*Task to complete*: Print all the data, keeping every line exactly as it is.

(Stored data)

★ ★ ★

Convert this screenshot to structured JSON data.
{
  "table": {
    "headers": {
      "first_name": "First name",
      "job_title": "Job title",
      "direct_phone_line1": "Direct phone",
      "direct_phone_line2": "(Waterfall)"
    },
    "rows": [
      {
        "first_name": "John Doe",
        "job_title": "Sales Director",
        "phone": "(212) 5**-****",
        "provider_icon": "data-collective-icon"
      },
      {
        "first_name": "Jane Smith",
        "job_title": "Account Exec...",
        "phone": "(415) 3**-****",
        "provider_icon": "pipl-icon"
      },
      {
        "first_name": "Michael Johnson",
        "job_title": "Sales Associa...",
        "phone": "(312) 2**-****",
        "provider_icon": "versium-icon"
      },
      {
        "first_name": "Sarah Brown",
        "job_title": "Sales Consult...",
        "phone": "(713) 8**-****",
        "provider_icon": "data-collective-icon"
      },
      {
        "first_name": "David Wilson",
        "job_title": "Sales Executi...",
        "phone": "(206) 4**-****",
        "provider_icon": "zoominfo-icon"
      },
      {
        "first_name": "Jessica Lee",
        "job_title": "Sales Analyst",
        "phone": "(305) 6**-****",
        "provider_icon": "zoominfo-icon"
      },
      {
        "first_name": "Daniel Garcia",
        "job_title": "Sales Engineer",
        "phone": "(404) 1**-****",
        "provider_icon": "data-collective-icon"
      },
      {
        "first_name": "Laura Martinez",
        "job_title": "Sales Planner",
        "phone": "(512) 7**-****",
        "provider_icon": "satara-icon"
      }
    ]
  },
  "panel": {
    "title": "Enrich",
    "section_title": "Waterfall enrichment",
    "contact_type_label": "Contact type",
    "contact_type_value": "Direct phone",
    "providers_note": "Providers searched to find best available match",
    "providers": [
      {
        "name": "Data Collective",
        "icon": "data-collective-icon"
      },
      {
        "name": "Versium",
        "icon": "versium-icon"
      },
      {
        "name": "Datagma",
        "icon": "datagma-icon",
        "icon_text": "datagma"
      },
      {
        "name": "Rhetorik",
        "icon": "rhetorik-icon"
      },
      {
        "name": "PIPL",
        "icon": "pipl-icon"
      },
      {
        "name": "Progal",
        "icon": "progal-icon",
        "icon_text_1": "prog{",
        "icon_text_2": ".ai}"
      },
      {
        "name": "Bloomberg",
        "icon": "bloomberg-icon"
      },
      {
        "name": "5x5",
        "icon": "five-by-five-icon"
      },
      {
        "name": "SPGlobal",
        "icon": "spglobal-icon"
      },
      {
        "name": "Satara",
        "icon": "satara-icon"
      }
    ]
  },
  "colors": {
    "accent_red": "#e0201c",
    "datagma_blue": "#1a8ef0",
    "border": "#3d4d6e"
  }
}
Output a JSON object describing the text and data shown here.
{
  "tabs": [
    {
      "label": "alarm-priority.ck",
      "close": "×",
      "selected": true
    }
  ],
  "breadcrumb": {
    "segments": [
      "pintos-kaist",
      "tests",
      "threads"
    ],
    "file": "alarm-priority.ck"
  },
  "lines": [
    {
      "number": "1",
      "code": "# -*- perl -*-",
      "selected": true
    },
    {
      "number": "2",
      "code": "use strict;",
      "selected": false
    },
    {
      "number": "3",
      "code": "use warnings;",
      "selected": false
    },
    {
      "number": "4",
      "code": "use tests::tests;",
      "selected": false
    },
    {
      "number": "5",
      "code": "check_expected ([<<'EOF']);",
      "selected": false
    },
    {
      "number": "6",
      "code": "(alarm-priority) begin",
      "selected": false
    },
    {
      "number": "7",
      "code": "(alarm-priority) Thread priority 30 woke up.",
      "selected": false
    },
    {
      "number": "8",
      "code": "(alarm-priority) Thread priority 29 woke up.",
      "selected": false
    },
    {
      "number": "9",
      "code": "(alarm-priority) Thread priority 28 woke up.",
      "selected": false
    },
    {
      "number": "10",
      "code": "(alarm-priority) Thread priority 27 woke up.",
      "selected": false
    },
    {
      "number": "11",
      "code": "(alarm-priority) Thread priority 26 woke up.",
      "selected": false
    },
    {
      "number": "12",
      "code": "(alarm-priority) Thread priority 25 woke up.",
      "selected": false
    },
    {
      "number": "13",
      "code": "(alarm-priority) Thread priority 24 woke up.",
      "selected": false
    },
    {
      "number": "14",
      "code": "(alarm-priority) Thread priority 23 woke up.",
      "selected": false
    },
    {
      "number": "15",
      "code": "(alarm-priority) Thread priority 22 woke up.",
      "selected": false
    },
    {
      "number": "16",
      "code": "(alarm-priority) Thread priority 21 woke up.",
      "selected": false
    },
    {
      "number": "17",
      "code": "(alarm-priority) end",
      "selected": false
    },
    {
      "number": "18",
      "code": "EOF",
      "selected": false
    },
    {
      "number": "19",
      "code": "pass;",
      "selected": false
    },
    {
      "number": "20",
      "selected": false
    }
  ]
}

★ ★ ★

*Finished task*:
Convert this screenshot to structured JSON data.
{
  "table": {
    "headers": {
      "first_name": "First name",
      "job_title": "Job title",
      "direct_phone_line1": "Direct phone",
      "direct_phone_line2": "(Waterfall)"
    },
    "rows": [
      {
        "first_name": "John Doe",
        "job_title": "Sales Director",
        "phone": "(212) 5**-****",
        "provider_icon": "data-collective-icon"
      },
      {
        "first_name": "Jane Smith",
        "job_title": "Account Exec...",
        "phone": "(415) 3**-****",
        "provider_icon": "pipl-icon"
      },
      {
        "first_name": "Michael Johnson",
        "job_title": "Sales Associa...",
        "phone": "(312) 2**-****",
        "provider_icon": "versium-icon"
      },
      {
        "first_name": "Sarah Brown",
        "job_title": "Sales Consult...",
        "phone": "(713) 8**-****",
        "provider_icon": "data-collective-icon"
      },
      {
        "first_name": "David Wilson",
        "job_title": "Sales Executi...",
        "phone": "(206) 4**-****",
        "provider_icon": "zoominfo-icon"
      },
      {
        "first_name": "Jessica Lee",
        "job_title": "Sales Analyst",
        "phone": "(305) 6**-****",
        "provider_icon": "zoominfo-icon"
      },
      {
        "first_name": "Daniel Garcia",
        "job_title": "Sales Engineer",
        "phone": "(404) 1**-****",
        "provider_icon": "data-collective-icon"
      },
      {
        "first_name": "Laura Martinez",
        "job_title": "Sales Planner",
        "phone": "(512) 7**-****",
        "provider_icon": "satara-icon"
      }
    ]
  },
  "panel": {
    "title": "Enrich",
    "section_title": "Waterfall enrichment",
    "contact_type_label": "Contact type",
    "contact_type_value": "Direct phone",
    "providers_note": "Providers searched to find best available match",
    "providers": [
      {
        "name": "Data Collective",
        "icon": "data-collective-icon"
      },
      {
        "name": "Versium",
        "icon": "versium-icon"
      },
      {
        "name": "Datagma",
        "icon": "datagma-icon",
        "icon_text": "datagma"
      },
      {
        "name": "Rhetorik",
        "icon": "rhetorik-icon"
      },
      {
        "name": "PIPL",
        "icon": "pipl-icon"
      },
      {
        "name": "Progal",
        "icon": "progal-icon",
        "icon_text_1": "prog{",
        "icon_text_2": ".ai}"
      },
      {
        "name": "Bloomberg",
        "icon": "bloomberg-icon"
      },
      {
        "name": "5x5",
        "icon": "five-by-five-icon"
      },
      {
        "name": "SPGlobal",
        "icon": "spglobal-icon"
      },
      {
        "name": "Satara",
        "icon": "satara-icon"
      }
    ]
  },
  "colors": {
    "accent_red": "#e0201c",
    "datagma_blue": "#1a8ef0",
    "border": "#3d4d6e"
  }
}
Output a JSON object describing the text and data shown here.
{
  "tabs": [
    {
      "label": "alarm-priority.ck",
      "close": "×",
      "selected": true
    }
  ],
  "breadcrumb": {
    "segments": [
      "pintos-kaist",
      "tests",
      "threads"
    ],
    "file": "alarm-priority.ck"
  },
  "lines": [
    {
      "number": "1",
      "code": "# -*- perl -*-",
      "selected": true
    },
    {
      "number": "2",
      "code": "use strict;",
      "selected": false
    },
    {
      "number": "3",
      "code": "use warnings;",
      "selected": false
    },
    {
      "number": "4",
      "code": "use tests::tests;",
      "selected": false
    },
    {
      "number": "5",
      "code": "check_expected ([<<'EOF']);",
      "selected": false
    },
    {
      "number": "6",
      "code": "(alarm-priority) begin",
      "selected": false
    },
    {
      "number": "7",
      "code": "(alarm-priority) Thread priority 30 woke up.",
      "selected": false
    },
    {
      "number": "8",
      "code": "(alarm-priority) Thread priority 29 woke up.",
      "selected": false
    },
    {
      "number": "9",
      "code": "(alarm-priority) Thread priority 28 woke up.",
      "selected": false
    },
    {
      "number": "10",
      "code": "(alarm-priority) Thread priority 27 woke up.",
      "selected": false
    },
    {
      "number": "11",
      "code": "(alarm-priority) Thread priority 26 woke up.",
      "selected": false
    },
    {
      "number": "12",
      "code": "(alarm-priority) Thread priority 25 woke up.",
      "selected": false
    },
    {
      "number": "13",
      "code": "(alarm-priority) Thread priority 24 woke up.",
      "selected": false
    },
    {
      "number": "14",
      "code": "(alarm-priority) Thread priority 23 woke up.",
      "selected": false
    },
    {
      "number": "15",
      "code": "(alarm-priority) Thread priority 22 woke up.",
      "selected": false
    },
    {
      "number": "16",
      "code": "(alarm-priority) Thread priority 21 woke up.",
      "selected": false
    },
    {
      "number": "17",
      "code": "(alarm-priority) end",
      "selected": false
    },
    {
      "number": "18",
      "code": "EOF",
      "selected": false
    },
    {
      "number": "19",
      "code": "pass;",
      "selected": false
    },
    {
      "number": "20",
      "selected": false
    }
  ]
}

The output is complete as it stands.